Task: Wherever the string "true" appears, copy the whole line.

Material shown:
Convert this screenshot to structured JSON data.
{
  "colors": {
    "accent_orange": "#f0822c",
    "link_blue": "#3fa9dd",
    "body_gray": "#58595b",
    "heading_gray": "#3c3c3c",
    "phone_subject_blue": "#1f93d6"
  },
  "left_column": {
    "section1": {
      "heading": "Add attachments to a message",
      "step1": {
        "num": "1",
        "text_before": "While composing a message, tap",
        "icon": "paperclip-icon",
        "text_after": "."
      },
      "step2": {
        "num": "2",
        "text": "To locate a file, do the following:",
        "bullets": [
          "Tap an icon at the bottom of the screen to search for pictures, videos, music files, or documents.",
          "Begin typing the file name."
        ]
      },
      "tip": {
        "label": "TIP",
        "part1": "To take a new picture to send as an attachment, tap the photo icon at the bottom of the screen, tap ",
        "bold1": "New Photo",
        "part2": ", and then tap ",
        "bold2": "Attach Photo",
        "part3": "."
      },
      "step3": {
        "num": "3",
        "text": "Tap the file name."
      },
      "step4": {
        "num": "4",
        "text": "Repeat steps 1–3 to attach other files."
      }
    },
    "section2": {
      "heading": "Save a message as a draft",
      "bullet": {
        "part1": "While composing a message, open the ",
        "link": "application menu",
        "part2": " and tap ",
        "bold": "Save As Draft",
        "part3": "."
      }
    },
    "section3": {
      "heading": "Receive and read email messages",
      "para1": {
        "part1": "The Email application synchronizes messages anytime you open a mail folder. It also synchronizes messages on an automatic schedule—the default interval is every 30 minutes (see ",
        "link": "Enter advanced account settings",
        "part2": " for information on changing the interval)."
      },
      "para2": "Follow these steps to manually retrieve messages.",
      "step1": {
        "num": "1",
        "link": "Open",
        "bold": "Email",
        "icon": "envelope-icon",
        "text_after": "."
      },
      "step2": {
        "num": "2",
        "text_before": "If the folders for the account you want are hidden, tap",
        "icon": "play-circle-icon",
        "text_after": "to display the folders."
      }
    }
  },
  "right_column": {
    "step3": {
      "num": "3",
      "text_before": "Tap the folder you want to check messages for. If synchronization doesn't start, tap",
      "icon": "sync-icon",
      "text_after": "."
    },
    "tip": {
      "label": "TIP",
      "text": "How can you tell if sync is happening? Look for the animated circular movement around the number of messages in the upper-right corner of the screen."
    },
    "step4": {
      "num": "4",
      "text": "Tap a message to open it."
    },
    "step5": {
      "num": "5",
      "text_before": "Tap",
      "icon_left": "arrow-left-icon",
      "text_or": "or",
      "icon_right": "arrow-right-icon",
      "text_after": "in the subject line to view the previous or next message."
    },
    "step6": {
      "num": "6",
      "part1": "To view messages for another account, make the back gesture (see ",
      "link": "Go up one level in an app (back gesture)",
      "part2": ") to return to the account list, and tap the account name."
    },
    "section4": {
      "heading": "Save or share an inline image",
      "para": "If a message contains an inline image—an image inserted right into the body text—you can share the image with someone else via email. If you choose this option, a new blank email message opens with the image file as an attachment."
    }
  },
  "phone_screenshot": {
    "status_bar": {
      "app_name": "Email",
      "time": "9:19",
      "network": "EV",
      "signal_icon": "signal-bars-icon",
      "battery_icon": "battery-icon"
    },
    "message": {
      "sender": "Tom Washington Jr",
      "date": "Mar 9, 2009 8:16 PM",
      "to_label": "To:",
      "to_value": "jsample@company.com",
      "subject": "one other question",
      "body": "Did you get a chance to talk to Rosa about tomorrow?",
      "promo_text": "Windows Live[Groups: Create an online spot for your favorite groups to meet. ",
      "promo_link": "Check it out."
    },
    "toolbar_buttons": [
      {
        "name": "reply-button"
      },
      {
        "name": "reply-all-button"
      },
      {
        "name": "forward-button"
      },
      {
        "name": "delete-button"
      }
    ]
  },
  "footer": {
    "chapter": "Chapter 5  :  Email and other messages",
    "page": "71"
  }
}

---

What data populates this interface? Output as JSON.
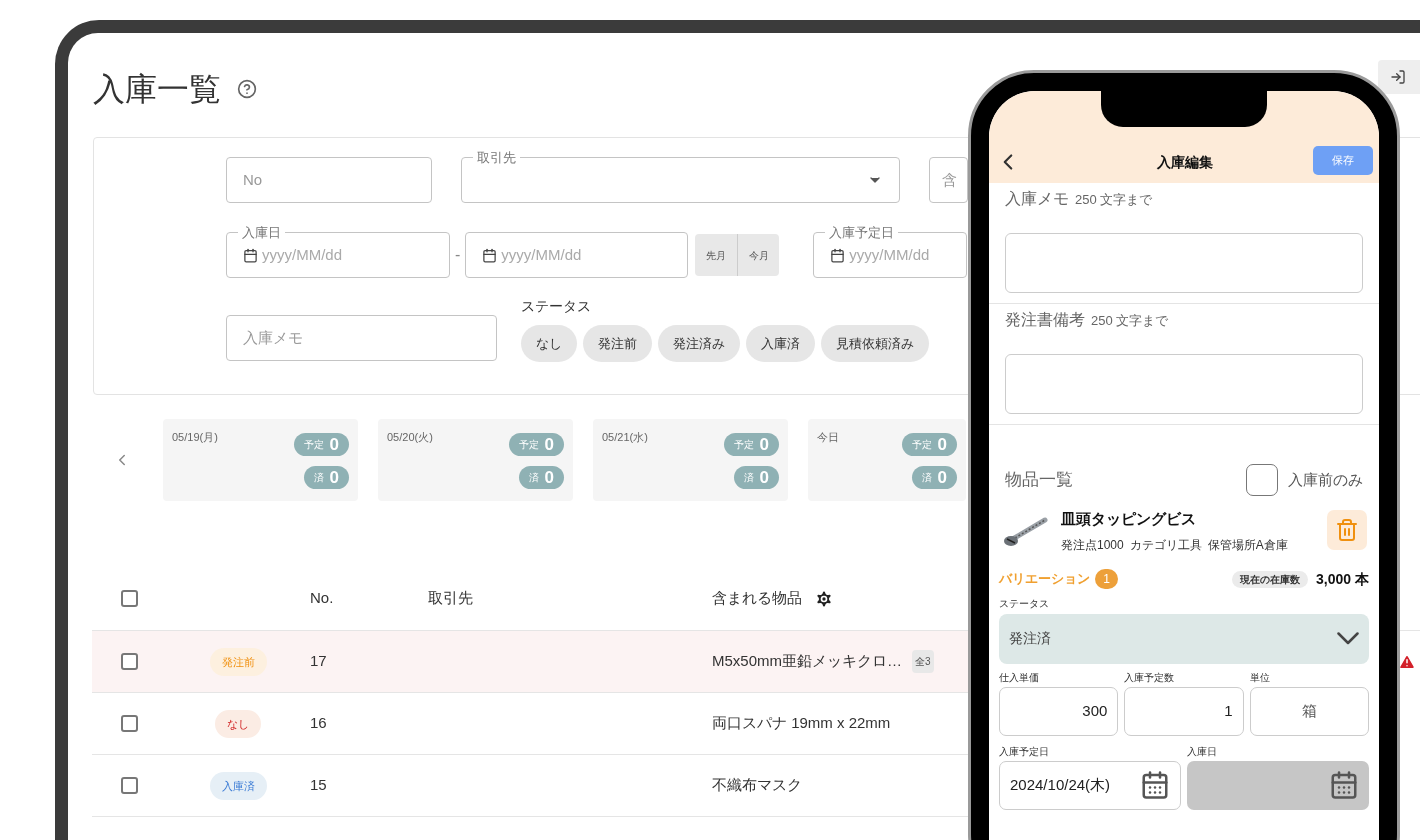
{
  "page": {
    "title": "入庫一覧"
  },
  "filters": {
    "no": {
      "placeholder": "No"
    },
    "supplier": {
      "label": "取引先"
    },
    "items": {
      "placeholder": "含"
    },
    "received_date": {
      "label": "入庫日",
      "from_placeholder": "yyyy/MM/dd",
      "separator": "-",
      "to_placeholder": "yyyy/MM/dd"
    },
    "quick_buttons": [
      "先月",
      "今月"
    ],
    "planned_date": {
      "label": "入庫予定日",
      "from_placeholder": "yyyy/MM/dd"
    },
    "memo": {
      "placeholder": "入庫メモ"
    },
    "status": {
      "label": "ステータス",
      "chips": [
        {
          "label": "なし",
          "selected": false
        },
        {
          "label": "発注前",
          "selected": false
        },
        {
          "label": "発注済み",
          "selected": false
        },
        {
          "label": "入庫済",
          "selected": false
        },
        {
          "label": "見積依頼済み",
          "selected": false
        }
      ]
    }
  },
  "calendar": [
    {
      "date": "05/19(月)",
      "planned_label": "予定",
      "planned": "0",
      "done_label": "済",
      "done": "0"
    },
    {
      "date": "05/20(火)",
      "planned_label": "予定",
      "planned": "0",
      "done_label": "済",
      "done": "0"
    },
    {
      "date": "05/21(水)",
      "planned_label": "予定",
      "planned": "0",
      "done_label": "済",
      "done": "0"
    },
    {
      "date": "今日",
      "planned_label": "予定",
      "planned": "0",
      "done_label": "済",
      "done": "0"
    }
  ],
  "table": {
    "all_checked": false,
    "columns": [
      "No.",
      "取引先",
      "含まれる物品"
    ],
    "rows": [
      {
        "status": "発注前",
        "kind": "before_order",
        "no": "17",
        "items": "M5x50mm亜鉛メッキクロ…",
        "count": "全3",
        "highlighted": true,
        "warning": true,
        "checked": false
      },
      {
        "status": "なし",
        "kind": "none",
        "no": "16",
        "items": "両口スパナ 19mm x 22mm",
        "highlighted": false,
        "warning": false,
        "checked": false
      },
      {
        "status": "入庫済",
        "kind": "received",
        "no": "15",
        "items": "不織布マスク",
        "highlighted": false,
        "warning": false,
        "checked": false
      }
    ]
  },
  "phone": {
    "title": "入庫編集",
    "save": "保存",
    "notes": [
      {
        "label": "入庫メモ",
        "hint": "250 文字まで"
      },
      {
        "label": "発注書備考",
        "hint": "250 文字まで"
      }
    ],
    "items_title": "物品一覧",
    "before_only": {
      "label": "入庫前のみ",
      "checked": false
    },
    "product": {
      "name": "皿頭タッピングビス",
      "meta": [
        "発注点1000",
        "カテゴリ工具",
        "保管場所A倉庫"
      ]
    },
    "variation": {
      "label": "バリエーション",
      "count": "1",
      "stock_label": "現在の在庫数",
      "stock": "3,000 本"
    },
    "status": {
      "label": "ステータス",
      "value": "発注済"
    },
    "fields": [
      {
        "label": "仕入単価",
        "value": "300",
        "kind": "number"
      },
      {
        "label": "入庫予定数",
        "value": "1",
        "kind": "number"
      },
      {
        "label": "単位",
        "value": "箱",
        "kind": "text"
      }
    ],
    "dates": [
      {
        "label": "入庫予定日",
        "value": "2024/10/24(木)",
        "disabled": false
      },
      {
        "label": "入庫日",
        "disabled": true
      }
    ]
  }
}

Response for this exercise:
        "highlighted": true,
        "warning": true,
        "disabled": true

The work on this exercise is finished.